• _Goal_: Lines that include the word "Summission" are the ones to copy.

Start of Listing

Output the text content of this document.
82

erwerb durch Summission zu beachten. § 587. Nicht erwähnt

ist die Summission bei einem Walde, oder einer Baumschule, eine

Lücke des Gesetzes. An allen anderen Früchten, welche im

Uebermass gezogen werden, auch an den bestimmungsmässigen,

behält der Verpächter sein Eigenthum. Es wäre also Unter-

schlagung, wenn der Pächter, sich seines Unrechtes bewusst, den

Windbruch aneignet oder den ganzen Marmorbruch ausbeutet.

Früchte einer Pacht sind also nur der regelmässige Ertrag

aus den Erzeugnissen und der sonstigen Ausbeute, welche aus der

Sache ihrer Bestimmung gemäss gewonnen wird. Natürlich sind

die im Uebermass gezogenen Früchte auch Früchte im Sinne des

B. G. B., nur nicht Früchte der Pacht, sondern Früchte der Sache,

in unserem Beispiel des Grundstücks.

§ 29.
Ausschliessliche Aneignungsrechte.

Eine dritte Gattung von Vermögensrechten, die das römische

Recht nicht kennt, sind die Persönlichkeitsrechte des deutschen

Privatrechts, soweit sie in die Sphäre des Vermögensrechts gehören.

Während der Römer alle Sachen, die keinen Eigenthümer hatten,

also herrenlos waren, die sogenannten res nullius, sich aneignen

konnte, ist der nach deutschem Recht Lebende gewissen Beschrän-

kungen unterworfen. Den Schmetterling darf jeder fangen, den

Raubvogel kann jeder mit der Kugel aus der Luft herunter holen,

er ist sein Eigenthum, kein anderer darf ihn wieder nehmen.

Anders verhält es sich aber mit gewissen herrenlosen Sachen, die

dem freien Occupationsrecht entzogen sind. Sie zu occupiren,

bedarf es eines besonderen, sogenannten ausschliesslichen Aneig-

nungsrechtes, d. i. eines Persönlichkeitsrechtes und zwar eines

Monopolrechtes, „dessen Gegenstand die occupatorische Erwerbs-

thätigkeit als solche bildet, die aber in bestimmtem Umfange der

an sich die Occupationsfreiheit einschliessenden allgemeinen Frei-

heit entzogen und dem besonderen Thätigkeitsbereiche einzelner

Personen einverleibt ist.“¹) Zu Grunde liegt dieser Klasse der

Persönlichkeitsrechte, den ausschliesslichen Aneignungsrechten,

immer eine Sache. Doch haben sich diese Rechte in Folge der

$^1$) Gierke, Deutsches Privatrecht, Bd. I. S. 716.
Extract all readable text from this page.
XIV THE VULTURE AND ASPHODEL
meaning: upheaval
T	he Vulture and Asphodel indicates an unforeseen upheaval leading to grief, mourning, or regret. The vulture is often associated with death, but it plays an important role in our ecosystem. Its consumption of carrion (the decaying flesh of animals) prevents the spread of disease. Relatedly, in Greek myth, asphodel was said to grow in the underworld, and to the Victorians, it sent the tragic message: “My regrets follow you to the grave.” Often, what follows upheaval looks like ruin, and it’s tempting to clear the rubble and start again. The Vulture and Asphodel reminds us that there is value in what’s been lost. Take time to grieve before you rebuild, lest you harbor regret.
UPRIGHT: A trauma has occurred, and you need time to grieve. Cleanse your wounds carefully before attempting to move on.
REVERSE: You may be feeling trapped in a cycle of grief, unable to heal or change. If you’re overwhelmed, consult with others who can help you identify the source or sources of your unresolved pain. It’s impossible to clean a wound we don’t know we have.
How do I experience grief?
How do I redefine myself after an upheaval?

End of Listing

• _Task solution_:
erwerb durch Summission zu beachten. § 587. Nicht erwähnt
ist die Summission bei einem Walde, oder einer Baumschule, eine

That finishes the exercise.